• **WHAT IS BEING ASKED**
Provide only the number of lines in the records below that include "available".

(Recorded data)
===============

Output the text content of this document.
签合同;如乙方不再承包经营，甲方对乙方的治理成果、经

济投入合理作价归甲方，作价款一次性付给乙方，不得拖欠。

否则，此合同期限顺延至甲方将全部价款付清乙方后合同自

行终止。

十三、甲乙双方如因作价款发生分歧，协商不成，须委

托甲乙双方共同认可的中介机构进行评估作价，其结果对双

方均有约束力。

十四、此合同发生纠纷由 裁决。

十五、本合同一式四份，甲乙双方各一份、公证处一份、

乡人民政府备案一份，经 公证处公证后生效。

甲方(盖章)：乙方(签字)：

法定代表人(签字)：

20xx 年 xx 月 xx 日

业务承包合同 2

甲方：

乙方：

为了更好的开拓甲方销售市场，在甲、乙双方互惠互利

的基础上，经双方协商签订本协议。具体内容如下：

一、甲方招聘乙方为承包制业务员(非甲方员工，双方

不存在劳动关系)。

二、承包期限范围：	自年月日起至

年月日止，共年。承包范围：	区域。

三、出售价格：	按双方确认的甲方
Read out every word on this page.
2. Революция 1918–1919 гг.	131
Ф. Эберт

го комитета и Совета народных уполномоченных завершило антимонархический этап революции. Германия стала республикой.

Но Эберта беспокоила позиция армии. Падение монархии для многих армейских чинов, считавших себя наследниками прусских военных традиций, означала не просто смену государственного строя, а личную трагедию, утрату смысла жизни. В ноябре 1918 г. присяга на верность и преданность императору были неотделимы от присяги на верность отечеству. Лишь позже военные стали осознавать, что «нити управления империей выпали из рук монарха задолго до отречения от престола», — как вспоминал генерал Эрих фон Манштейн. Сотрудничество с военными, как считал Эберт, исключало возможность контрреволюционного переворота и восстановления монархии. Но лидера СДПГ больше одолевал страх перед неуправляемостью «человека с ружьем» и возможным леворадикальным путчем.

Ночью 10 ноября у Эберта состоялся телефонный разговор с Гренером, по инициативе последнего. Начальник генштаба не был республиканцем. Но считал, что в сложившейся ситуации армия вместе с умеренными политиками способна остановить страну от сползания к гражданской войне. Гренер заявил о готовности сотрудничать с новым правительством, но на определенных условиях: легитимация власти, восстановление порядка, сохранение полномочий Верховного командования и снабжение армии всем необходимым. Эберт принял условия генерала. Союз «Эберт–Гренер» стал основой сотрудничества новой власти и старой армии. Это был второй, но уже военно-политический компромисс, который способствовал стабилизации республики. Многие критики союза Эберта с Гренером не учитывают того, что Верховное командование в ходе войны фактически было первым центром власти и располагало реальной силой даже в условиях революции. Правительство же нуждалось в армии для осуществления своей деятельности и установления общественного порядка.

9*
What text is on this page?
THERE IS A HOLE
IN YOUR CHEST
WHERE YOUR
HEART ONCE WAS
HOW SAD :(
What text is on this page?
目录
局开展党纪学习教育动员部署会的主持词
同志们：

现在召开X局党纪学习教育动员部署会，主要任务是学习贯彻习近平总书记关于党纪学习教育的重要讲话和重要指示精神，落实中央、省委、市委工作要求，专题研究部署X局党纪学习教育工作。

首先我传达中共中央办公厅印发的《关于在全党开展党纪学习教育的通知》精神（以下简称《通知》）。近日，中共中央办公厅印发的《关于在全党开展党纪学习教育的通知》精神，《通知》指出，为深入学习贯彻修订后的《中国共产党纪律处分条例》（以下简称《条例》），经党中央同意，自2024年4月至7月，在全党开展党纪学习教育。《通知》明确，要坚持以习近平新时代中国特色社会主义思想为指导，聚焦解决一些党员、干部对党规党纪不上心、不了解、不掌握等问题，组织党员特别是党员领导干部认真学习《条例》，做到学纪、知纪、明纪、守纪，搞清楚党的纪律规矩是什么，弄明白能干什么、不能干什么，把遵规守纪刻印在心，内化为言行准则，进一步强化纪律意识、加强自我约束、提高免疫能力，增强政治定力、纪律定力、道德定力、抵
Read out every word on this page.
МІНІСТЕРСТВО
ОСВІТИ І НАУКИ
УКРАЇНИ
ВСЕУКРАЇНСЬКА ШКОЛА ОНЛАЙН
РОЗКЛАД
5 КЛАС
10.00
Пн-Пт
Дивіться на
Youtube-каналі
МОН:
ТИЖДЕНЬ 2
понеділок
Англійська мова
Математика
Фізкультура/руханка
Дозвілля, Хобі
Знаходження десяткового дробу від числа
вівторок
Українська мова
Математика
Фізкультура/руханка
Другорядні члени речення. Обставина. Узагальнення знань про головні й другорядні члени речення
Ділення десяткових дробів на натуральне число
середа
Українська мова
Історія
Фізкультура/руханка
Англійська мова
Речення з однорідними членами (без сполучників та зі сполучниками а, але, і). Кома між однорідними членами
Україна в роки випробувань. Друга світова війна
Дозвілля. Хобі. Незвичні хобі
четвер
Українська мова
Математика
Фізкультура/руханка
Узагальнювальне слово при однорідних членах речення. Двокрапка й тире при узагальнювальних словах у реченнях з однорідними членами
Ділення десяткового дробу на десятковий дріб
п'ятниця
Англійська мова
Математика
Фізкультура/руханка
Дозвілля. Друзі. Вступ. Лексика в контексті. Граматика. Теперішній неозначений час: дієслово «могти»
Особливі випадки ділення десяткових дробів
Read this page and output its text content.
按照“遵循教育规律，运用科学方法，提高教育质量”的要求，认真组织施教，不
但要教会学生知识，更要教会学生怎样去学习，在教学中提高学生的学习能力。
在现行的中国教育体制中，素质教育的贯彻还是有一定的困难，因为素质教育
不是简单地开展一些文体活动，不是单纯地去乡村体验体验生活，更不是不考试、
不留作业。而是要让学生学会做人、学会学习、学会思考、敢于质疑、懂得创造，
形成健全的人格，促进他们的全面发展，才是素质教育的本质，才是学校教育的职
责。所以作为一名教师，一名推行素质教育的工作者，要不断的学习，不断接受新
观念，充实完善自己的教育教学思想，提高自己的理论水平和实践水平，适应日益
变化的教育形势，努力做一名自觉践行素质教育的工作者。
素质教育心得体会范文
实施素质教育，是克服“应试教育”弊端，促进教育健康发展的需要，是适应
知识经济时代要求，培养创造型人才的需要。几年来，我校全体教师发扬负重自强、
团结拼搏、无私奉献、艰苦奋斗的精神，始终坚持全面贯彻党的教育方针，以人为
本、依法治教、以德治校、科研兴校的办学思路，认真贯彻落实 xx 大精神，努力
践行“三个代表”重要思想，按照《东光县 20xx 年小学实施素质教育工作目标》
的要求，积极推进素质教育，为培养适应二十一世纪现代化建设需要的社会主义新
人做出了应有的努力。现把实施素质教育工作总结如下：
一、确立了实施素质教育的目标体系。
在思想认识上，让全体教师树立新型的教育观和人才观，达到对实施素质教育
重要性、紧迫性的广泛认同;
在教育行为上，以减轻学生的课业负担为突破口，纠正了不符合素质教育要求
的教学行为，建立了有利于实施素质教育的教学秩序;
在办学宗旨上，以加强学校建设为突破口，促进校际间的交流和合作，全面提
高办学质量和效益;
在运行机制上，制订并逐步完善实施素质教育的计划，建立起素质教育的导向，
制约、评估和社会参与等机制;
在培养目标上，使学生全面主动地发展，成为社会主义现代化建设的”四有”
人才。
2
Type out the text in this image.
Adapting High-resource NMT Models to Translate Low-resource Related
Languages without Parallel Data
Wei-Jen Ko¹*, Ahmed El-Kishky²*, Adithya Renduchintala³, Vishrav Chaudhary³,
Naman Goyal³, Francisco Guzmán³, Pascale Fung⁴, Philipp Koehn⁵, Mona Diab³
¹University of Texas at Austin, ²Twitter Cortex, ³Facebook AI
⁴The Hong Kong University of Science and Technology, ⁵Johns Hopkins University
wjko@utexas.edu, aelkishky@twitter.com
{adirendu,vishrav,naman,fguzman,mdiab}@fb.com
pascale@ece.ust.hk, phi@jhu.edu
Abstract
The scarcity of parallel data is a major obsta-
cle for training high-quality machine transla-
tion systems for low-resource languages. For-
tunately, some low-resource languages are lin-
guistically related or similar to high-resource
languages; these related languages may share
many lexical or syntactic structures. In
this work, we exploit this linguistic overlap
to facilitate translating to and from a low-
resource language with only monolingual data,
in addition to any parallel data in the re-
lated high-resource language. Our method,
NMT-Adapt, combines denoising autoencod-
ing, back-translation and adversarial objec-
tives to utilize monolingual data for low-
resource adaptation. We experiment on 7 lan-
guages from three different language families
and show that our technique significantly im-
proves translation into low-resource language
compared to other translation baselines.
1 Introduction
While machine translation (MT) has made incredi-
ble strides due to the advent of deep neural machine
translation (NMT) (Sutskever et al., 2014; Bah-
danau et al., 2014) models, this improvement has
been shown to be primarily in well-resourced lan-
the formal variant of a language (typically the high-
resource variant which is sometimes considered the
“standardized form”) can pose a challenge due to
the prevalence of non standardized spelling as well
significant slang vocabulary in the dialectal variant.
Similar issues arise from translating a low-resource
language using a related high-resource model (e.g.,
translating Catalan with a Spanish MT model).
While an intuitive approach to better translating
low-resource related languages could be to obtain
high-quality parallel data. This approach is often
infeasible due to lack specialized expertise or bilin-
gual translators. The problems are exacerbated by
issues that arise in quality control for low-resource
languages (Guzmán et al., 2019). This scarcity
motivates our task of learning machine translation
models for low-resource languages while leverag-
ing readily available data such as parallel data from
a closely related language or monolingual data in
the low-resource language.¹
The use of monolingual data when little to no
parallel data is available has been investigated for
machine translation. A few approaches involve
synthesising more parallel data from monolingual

===============

• **ANSWER TO THIS TASK**
2